Task prompt: Without the pictures, copy all the entries below exactly.

Entries supplied:
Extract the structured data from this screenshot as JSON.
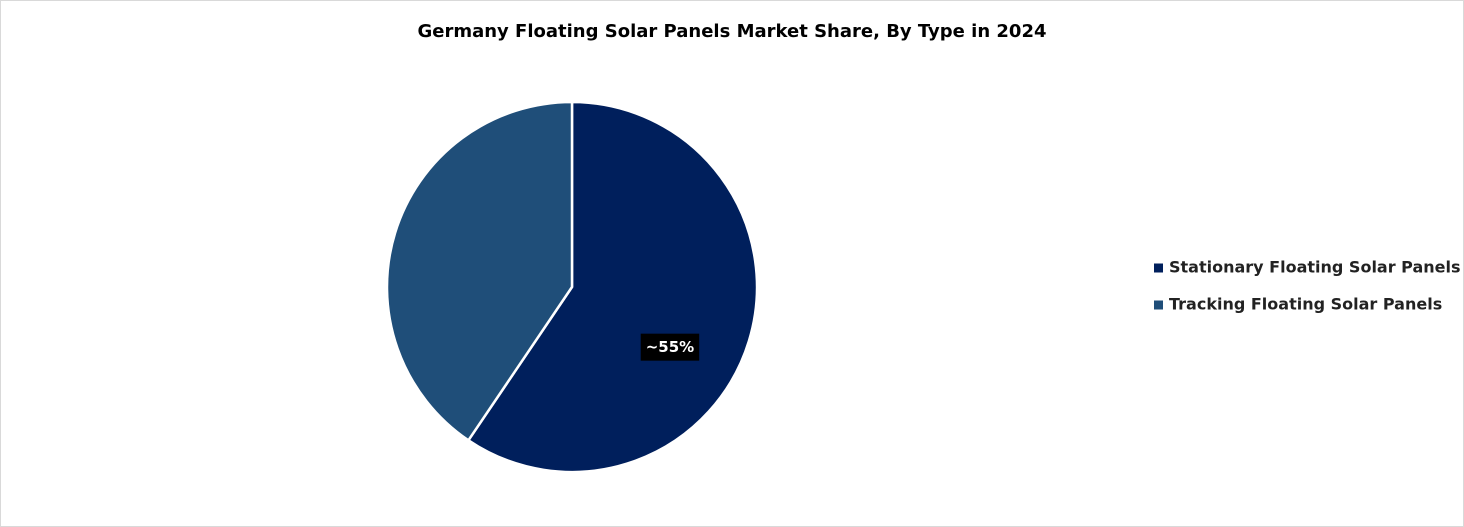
{
  "chart_data": {
    "type": "pie",
    "title": "Germany Floating Solar Panels Market Share, By Type in 2024",
    "categories": [
      "Stationary Floating Solar Panels",
      "Tracking Floating Solar Panels"
    ],
    "values": [
      55,
      37.5
    ],
    "value_labels": [
      "~55%",
      null
    ],
    "colors": [
      "#001f5c",
      "#1f4e79"
    ],
    "legend": "right"
  }
}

Reply to the exercise:
Extract the structured data from this screenshot as JSON.
{
  "chart_data": {
    "type": "pie",
    "title": "Germany Floating Solar Panels Market Share, By Type in 2024",
    "categories": [
      "Stationary Floating Solar Panels",
      "Tracking Floating Solar Panels"
    ],
    "values": [
      55,
      37.5
    ],
    "value_labels": [
      "~55%",
      null
    ],
    "colors": [
      "#001f5c",
      "#1f4e79"
    ],
    "legend": "right"
  }
}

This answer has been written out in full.